WHAT YOU NEED TO DO: Copy every one of the records below word for word, leaving out the pictures.

Dataset excerpt:
__________

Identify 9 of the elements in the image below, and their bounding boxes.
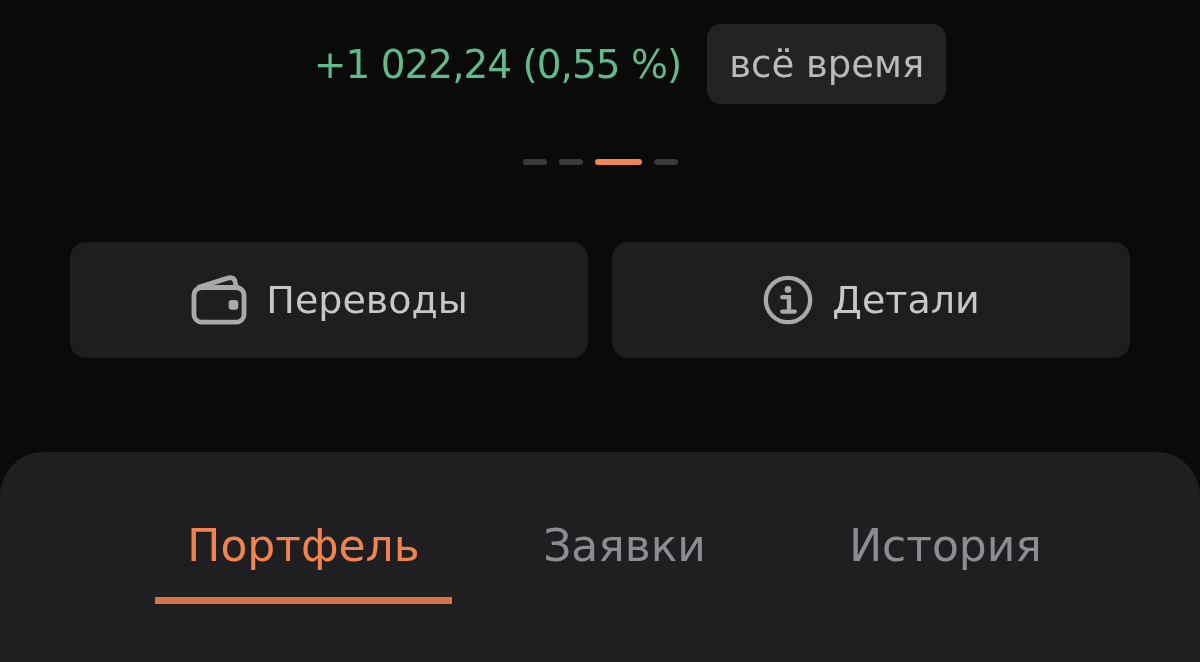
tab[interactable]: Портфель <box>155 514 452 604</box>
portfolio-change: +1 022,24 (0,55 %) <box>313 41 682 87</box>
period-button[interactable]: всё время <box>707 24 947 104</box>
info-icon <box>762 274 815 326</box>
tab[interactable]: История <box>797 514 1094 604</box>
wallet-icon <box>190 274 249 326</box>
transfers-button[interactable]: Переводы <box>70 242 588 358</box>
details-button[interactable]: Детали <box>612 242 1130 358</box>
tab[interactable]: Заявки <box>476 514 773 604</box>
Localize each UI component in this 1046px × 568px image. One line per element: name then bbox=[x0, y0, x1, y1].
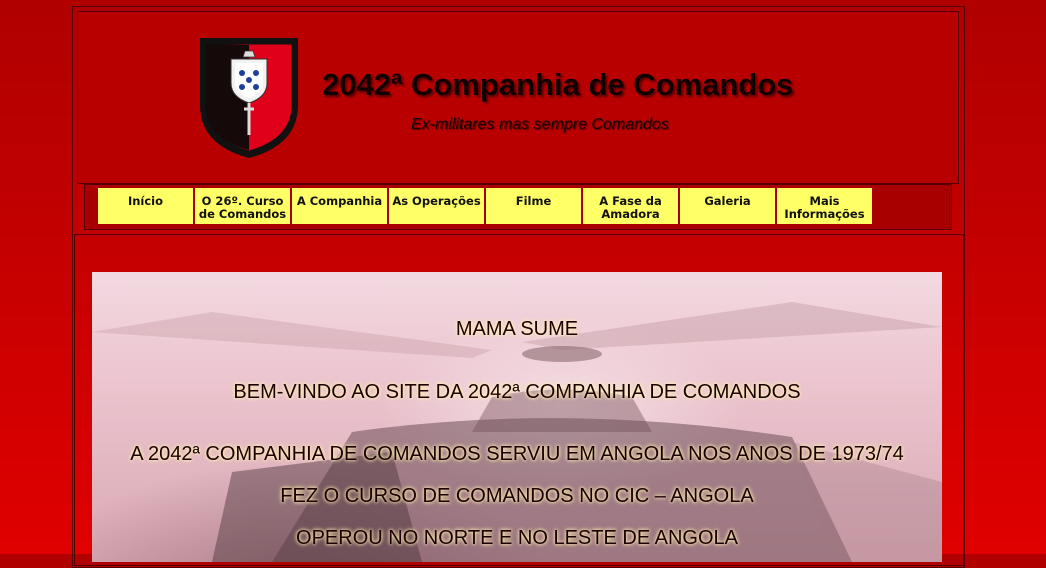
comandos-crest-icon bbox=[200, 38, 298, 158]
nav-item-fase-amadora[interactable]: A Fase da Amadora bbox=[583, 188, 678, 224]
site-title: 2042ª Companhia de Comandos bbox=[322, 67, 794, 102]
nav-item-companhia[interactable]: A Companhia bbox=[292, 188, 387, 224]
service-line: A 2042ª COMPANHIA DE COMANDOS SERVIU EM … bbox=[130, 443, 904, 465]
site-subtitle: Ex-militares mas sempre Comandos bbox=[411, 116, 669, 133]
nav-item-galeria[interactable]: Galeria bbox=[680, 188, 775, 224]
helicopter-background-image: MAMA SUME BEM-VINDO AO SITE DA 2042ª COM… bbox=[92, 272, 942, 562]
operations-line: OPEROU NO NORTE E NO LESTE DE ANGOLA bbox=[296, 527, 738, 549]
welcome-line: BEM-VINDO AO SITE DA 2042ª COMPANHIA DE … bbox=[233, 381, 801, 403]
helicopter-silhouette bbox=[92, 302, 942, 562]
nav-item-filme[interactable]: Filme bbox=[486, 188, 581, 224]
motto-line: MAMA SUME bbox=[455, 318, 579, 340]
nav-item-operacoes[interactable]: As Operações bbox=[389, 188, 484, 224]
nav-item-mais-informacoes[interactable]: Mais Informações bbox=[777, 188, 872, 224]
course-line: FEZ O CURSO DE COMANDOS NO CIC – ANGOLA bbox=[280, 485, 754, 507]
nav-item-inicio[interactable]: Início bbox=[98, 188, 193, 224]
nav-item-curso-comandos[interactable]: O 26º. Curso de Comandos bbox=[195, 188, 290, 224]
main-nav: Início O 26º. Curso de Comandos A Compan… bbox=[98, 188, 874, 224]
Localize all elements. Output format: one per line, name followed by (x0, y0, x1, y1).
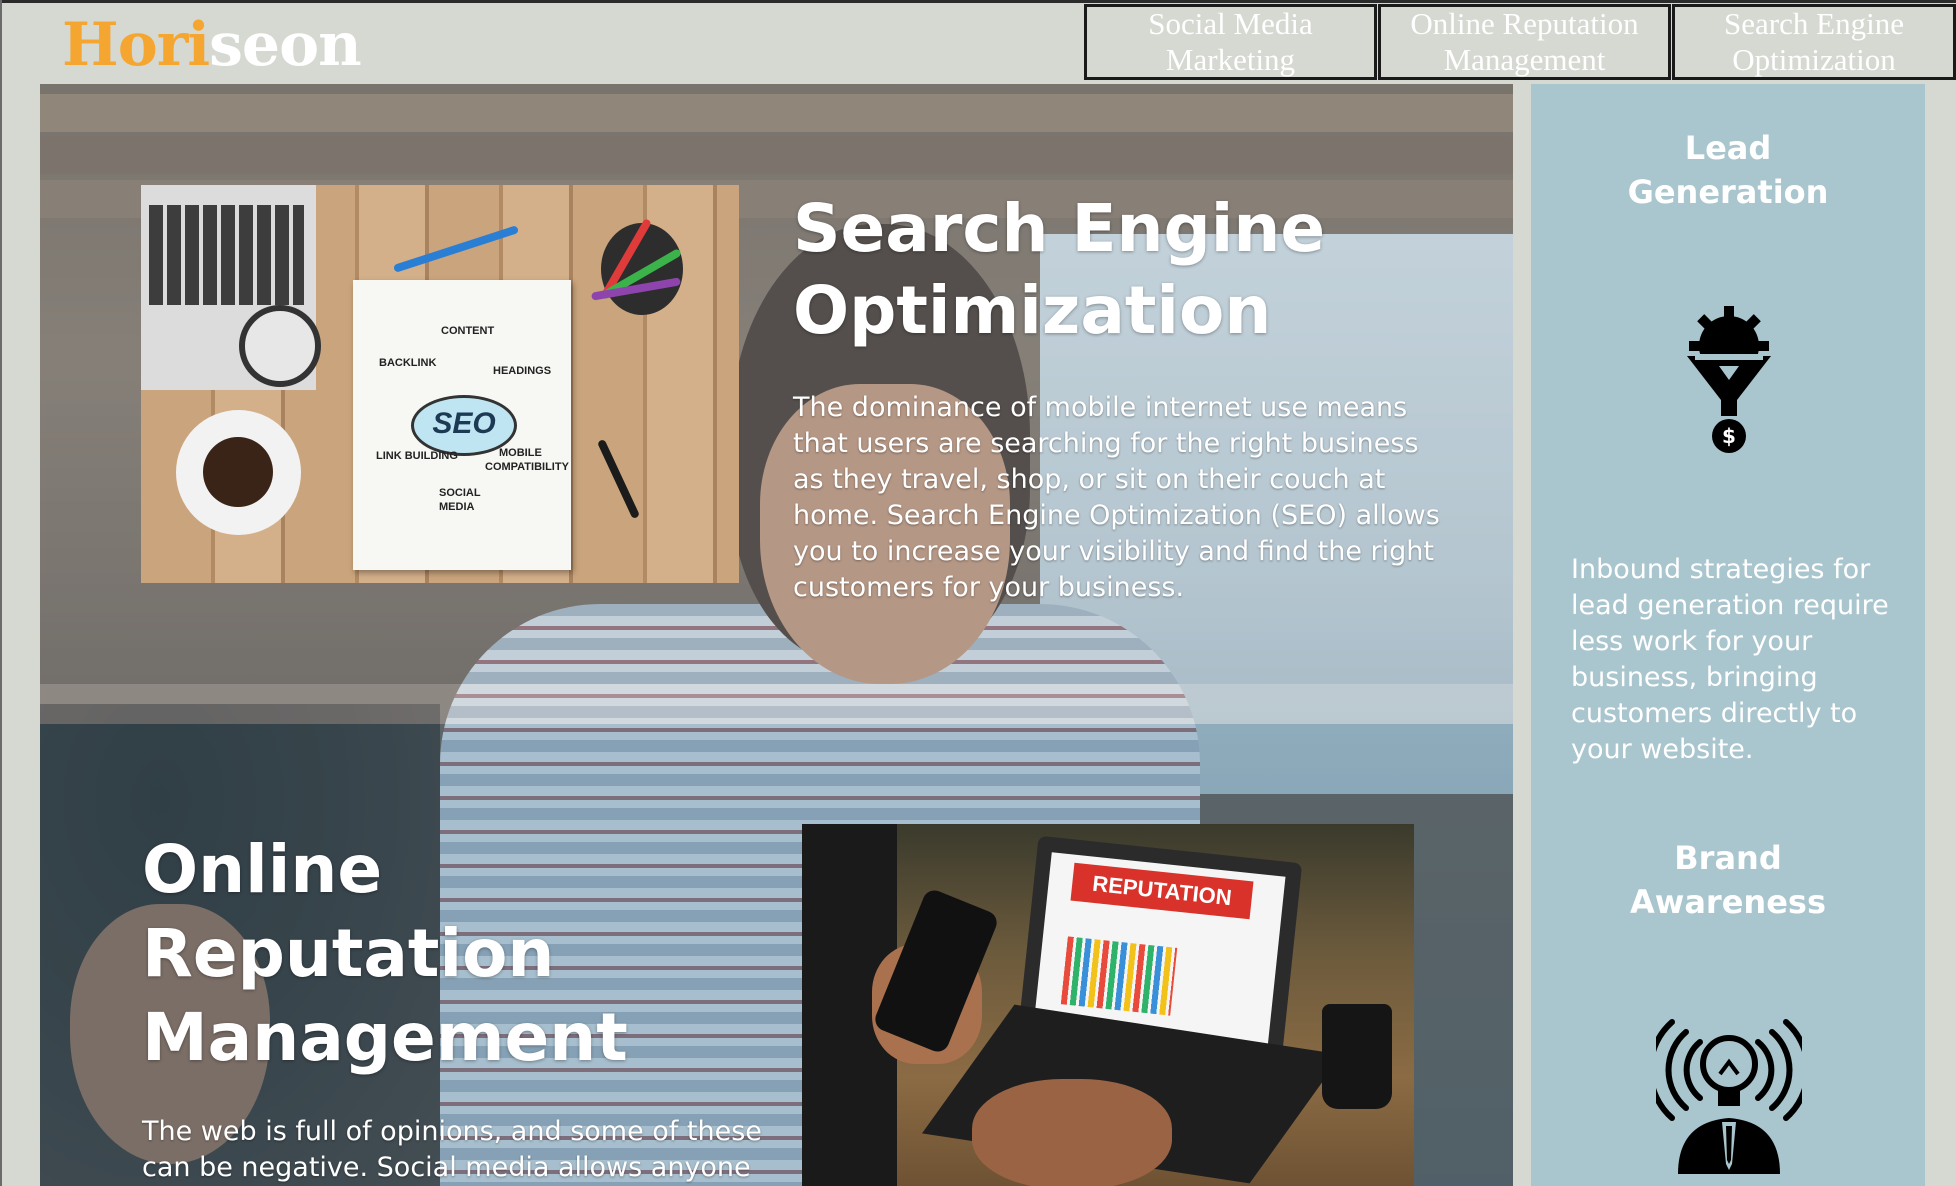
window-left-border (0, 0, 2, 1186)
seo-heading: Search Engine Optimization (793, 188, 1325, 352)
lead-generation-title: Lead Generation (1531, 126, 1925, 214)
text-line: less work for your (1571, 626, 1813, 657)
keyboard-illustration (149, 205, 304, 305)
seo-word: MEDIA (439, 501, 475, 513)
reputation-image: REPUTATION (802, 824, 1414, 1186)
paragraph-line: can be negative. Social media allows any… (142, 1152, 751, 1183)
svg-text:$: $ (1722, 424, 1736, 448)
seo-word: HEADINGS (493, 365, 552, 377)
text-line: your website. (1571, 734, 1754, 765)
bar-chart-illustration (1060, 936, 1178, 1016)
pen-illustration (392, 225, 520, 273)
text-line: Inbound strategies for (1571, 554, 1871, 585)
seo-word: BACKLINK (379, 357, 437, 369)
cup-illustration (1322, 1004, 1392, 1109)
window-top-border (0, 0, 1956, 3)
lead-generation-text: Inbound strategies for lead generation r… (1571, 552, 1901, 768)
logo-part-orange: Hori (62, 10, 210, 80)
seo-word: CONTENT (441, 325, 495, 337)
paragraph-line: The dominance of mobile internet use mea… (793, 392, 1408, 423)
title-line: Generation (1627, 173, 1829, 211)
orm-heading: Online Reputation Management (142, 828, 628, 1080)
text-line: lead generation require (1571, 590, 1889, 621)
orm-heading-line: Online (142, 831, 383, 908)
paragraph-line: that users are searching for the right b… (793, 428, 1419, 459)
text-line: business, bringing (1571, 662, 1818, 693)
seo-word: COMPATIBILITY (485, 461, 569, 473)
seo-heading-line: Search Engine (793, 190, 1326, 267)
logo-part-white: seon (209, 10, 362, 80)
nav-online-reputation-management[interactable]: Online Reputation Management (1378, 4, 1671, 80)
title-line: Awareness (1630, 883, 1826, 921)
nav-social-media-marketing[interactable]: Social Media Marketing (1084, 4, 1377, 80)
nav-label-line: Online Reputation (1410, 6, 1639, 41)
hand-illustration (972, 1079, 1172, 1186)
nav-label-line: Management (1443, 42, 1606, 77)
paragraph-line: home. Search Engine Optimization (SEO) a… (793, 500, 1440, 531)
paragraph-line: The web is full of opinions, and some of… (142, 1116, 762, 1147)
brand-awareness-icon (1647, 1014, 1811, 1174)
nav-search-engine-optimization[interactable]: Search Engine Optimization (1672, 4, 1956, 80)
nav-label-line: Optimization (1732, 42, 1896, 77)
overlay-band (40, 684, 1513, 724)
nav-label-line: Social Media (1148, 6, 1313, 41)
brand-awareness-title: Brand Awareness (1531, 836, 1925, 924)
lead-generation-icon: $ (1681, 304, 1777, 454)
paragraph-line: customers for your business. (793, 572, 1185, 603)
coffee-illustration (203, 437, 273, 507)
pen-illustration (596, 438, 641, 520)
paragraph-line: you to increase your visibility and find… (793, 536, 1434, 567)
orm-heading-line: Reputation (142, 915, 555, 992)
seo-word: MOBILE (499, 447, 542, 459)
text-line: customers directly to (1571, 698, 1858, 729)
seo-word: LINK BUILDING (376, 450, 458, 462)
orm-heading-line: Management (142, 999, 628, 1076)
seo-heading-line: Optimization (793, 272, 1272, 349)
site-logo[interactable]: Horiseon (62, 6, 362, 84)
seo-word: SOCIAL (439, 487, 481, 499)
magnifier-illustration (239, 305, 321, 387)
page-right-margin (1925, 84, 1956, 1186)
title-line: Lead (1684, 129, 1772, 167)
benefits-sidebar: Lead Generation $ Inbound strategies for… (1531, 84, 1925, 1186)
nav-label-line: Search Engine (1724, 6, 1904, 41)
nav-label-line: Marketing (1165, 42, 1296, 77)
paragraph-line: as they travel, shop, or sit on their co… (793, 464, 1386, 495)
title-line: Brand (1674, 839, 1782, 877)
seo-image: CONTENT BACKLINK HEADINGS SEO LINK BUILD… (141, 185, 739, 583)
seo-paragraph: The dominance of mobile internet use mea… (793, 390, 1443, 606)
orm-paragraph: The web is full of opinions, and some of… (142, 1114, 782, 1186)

__________

FINISHED TASK:
Identify 9 of the elements in the image below, and their bounding boxes.
tab[interactable]: Портфель <box>155 514 452 604</box>
portfolio-change: +1 022,24 (0,55 %) <box>313 41 682 87</box>
period-button[interactable]: всё время <box>707 24 947 104</box>
info-icon <box>762 274 815 326</box>
tab[interactable]: История <box>797 514 1094 604</box>
wallet-icon <box>190 274 249 326</box>
transfers-button[interactable]: Переводы <box>70 242 588 358</box>
details-button[interactable]: Детали <box>612 242 1130 358</box>
tab[interactable]: Заявки <box>476 514 773 604</box>
Localize each UI component in this 1046px × 568px image. One line per element: name then bbox=[x0, y0, x1, y1].
comandos-crest-icon bbox=[200, 38, 298, 158]
nav-item-fase-amadora[interactable]: A Fase da Amadora bbox=[583, 188, 678, 224]
site-title: 2042ª Companhia de Comandos bbox=[322, 67, 794, 102]
nav-item-companhia[interactable]: A Companhia bbox=[292, 188, 387, 224]
service-line: A 2042ª COMPANHIA DE COMANDOS SERVIU EM … bbox=[130, 443, 904, 465]
site-subtitle: Ex-militares mas sempre Comandos bbox=[411, 116, 669, 133]
nav-item-galeria[interactable]: Galeria bbox=[680, 188, 775, 224]
helicopter-background-image: MAMA SUME BEM-VINDO AO SITE DA 2042ª COM… bbox=[92, 272, 942, 562]
operations-line: OPEROU NO NORTE E NO LESTE DE ANGOLA bbox=[296, 527, 738, 549]
welcome-line: BEM-VINDO AO SITE DA 2042ª COMPANHIA DE … bbox=[233, 381, 801, 403]
helicopter-silhouette bbox=[92, 302, 942, 562]
nav-item-filme[interactable]: Filme bbox=[486, 188, 581, 224]
motto-line: MAMA SUME bbox=[455, 318, 579, 340]
nav-item-operacoes[interactable]: As Operações bbox=[389, 188, 484, 224]
nav-item-mais-informacoes[interactable]: Mais Informações bbox=[777, 188, 872, 224]
course-line: FEZ O CURSO DE COMANDOS NO CIC – ANGOLA bbox=[280, 485, 754, 507]
nav-item-inicio[interactable]: Início bbox=[98, 188, 193, 224]
nav-item-curso-comandos[interactable]: O 26º. Curso de Comandos bbox=[195, 188, 290, 224]
main-nav: Início O 26º. Curso de Comandos A Compan… bbox=[98, 188, 874, 224]
Localize all elements. Output format: one per line, name followed by (x0, y0, x1, y1).
window-left-border (0, 0, 2, 1186)
seo-heading: Search Engine Optimization (793, 188, 1325, 352)
lead-generation-title: Lead Generation (1531, 126, 1925, 214)
text-line: less work for your (1571, 626, 1813, 657)
keyboard-illustration (149, 205, 304, 305)
seo-word: MEDIA (439, 501, 475, 513)
reputation-image: REPUTATION (802, 824, 1414, 1186)
paragraph-line: can be negative. Social media allows any… (142, 1152, 751, 1183)
svg-text:$: $ (1722, 424, 1736, 448)
seo-word: HEADINGS (493, 365, 552, 377)
text-line: your website. (1571, 734, 1754, 765)
bar-chart-illustration (1060, 936, 1178, 1016)
pen-illustration (392, 225, 520, 273)
text-line: Inbound strategies for (1571, 554, 1871, 585)
seo-word: BACKLINK (379, 357, 437, 369)
cup-illustration (1322, 1004, 1392, 1109)
window-top-border (0, 0, 1956, 3)
lead-generation-text: Inbound strategies for lead generation r… (1571, 552, 1901, 768)
logo-part-orange: Hori (62, 10, 210, 80)
seo-word: CONTENT (441, 325, 495, 337)
paragraph-line: The dominance of mobile internet use mea… (793, 392, 1408, 423)
title-line: Generation (1627, 173, 1829, 211)
orm-heading: Online Reputation Management (142, 828, 628, 1080)
text-line: lead generation require (1571, 590, 1889, 621)
orm-heading-line: Online (142, 831, 383, 908)
paragraph-line: that users are searching for the right b… (793, 428, 1419, 459)
text-line: business, bringing (1571, 662, 1818, 693)
seo-word: COMPATIBILITY (485, 461, 569, 473)
seo-heading-line: Search Engine (793, 190, 1326, 267)
logo-part-white: seon (209, 10, 362, 80)
nav-online-reputation-management[interactable]: Online Reputation Management (1378, 4, 1671, 80)
title-line: Awareness (1630, 883, 1826, 921)
nav-social-media-marketing[interactable]: Social Media Marketing (1084, 4, 1377, 80)
nav-label-line: Online Reputation (1410, 6, 1639, 41)
hand-illustration (972, 1079, 1172, 1186)
nav-label-line: Management (1443, 42, 1606, 77)
paragraph-line: home. Search Engine Optimization (SEO) a… (793, 500, 1440, 531)
paragraph-line: The web is full of opinions, and some of… (142, 1116, 762, 1147)
brand-awareness-icon (1647, 1014, 1811, 1174)
nav-search-engine-optimization[interactable]: Search Engine Optimization (1672, 4, 1956, 80)
nav-label-line: Optimization (1732, 42, 1896, 77)
overlay-band (40, 684, 1513, 724)
nav-label-line: Social Media (1148, 6, 1313, 41)
brand-awareness-title: Brand Awareness (1531, 836, 1925, 924)
lead-generation-icon: $ (1681, 304, 1777, 454)
paragraph-line: customers for your business. (793, 572, 1185, 603)
coffee-illustration (203, 437, 273, 507)
pen-illustration (596, 438, 641, 520)
paragraph-line: you to increase your visibility and find… (793, 536, 1434, 567)
orm-heading-line: Reputation (142, 915, 555, 992)
seo-word: MOBILE (499, 447, 542, 459)
text-line: customers directly to (1571, 698, 1858, 729)
seo-word: LINK BUILDING (376, 450, 458, 462)
orm-heading-line: Management (142, 999, 628, 1076)
seo-heading-line: Optimization (793, 272, 1272, 349)
site-logo[interactable]: Horiseon (62, 6, 362, 84)
seo-word: SOCIAL (439, 487, 481, 499)
magnifier-illustration (239, 305, 321, 387)
page-right-margin (1925, 84, 1956, 1186)
title-line: Lead (1684, 129, 1772, 167)
benefits-sidebar: Lead Generation $ Inbound strategies for… (1531, 84, 1925, 1186)
nav-label-line: Search Engine (1724, 6, 1904, 41)
nav-label-line: Marketing (1165, 42, 1296, 77)
paragraph-line: as they travel, shop, or sit on their co… (793, 464, 1386, 495)
title-line: Brand (1674, 839, 1782, 877)
seo-image: CONTENT BACKLINK HEADINGS SEO LINK BUILD… (141, 185, 739, 583)
seo-paragraph: The dominance of mobile internet use mea… (793, 390, 1443, 606)
orm-paragraph: The web is full of opinions, and some of… (142, 1114, 782, 1186)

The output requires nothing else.